■ **WRITTEN EXERCISE**
Your answer should be a single number: the count of lines containing the string "黑土地正面临水土流失".

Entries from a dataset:

======

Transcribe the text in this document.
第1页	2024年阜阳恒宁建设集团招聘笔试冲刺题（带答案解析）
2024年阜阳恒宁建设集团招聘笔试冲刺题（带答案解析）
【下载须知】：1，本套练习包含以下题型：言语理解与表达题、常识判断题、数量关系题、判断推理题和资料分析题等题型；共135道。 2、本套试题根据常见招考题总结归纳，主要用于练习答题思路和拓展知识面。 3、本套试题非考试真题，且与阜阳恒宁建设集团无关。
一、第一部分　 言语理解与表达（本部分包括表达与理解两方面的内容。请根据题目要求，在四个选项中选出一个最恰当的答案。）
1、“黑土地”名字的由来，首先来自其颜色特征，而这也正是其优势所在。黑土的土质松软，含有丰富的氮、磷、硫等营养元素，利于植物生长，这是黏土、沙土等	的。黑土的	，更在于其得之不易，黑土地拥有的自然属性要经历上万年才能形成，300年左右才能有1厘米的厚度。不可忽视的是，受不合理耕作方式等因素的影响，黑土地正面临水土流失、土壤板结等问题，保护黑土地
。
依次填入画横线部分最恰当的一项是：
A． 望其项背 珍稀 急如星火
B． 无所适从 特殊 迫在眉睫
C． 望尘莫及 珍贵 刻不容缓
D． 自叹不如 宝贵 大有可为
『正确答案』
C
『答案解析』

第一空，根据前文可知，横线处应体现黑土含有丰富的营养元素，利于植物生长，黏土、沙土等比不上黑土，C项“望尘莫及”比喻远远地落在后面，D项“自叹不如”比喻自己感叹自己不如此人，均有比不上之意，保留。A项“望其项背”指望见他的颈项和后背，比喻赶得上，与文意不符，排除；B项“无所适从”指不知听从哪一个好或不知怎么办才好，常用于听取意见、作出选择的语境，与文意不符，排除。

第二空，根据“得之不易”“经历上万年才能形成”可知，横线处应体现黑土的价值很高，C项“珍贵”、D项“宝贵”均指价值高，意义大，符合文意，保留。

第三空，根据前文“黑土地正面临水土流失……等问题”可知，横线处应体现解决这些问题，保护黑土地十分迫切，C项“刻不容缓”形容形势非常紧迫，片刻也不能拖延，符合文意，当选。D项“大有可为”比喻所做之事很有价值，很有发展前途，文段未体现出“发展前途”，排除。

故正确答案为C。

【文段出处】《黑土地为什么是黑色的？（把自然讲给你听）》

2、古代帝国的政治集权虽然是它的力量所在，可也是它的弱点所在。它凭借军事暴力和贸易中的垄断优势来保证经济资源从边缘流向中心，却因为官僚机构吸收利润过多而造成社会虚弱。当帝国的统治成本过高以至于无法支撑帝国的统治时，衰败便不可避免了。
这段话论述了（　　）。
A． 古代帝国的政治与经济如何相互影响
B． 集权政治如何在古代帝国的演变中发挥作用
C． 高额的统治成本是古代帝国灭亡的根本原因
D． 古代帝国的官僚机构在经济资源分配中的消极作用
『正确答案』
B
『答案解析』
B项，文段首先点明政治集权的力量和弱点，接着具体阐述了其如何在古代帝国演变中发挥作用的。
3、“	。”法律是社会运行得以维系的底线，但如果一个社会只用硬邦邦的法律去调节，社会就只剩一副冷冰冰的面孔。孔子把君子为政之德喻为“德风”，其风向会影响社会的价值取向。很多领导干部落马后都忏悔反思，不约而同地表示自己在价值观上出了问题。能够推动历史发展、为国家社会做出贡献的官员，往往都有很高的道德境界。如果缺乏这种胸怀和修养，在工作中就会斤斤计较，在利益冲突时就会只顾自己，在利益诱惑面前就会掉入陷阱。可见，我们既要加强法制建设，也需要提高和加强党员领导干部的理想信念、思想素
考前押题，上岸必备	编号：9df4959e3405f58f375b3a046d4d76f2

======

■ **REPLY**
2